**Work to complete**
Lines containing the word "jeunes" are to be located and copied.

==== Given entries

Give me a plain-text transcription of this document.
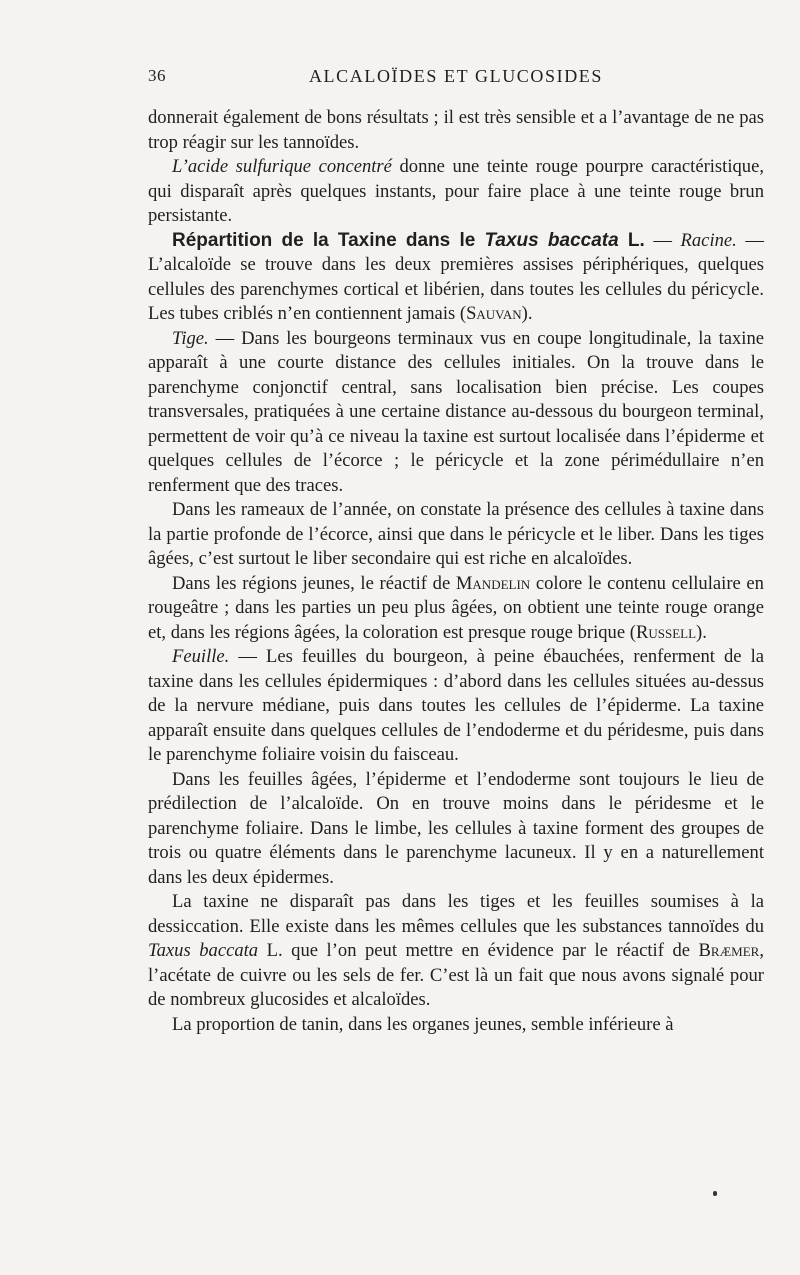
36	ALCALOÏDES ET GLUCOSIDES

donnerait également de bons résultats ; il est très sensible et a l’avantage de ne pas trop réagir sur les tannoïdes.

L’acide sulfurique concentré donne une teinte rouge pourpre caractéristique, qui disparaît après quelques instants, pour faire place à une teinte rouge brun persistante.

Répartition de la Taxine dans le Taxus baccata L. — Racine. — L’alcaloïde se trouve dans les deux premières assises périphériques, quelques cellules des parenchymes cortical et libérien, dans toutes les cellules du péricycle. Les tubes criblés n’en contiennent jamais (Sauvan).

Tige. — Dans les bourgeons terminaux vus en coupe longitudinale, la taxine apparaît à une courte distance des cellules initiales. On la trouve dans le parenchyme conjonctif central, sans localisation bien précise. Les coupes transversales, pratiquées à une certaine distance au-dessous du bourgeon terminal, permettent de voir qu’à ce niveau la taxine est surtout localisée dans l’épiderme et quelques cellules de l’écorce ; le péricycle et la zone périmédullaire n’en renferment que des traces.

Dans les rameaux de l’année, on constate la présence des cellules à taxine dans la partie profonde de l’écorce, ainsi que dans le péricycle et le liber. Dans les tiges âgées, c’est surtout le liber secondaire qui est riche en alcaloïdes.

Dans les régions jeunes, le réactif de Mandelin colore le contenu cellulaire en rougeâtre ; dans les parties un peu plus âgées, on obtient une teinte rouge orange et, dans les régions âgées, la coloration est presque rouge brique (Russell).

Feuille. — Les feuilles du bourgeon, à peine ébauchées, renferment de la taxine dans les cellules épidermiques : d’abord dans les cellules situées au-dessus de la nervure médiane, puis dans toutes les cellules de l’épiderme. La taxine apparaît ensuite dans quelques cellules de l’endoderme et du péridesme, puis dans le parenchyme foliaire voisin du faisceau.

Dans les feuilles âgées, l’épiderme et l’endoderme sont toujours le lieu de prédilection de l’alcaloïde. On en trouve moins dans le péridesme et le parenchyme foliaire. Dans le limbe, les cellules à taxine forment des groupes de trois ou quatre éléments dans le parenchyme lacuneux. Il y en a naturellement dans les deux épidermes.

La taxine ne disparaît pas dans les tiges et les feuilles soumises à la dessiccation. Elle existe dans les mêmes cellules que les substances tannoïdes du Taxus baccata L. que l’on peut mettre en évidence par le réactif de Bræmer, l’acétate de cuivre ou les sels de fer. C’est là un fait que nous avons signalé pour de nombreux glucosides et alcaloïdes.

La proportion de tanin, dans les organes jeunes, semble inférieure à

========

**Correct response**
Dans les régions jeunes, le réactif de Mandelin colore le contenu cellulaire en rougeâtre ; dans les parties un peu plus âgées, on obtient une teinte rouge orange et, dans les régions âgées, la coloration est presque rouge brique (Russell).
La proportion de tanin, dans les organes jeunes, semble inférieure à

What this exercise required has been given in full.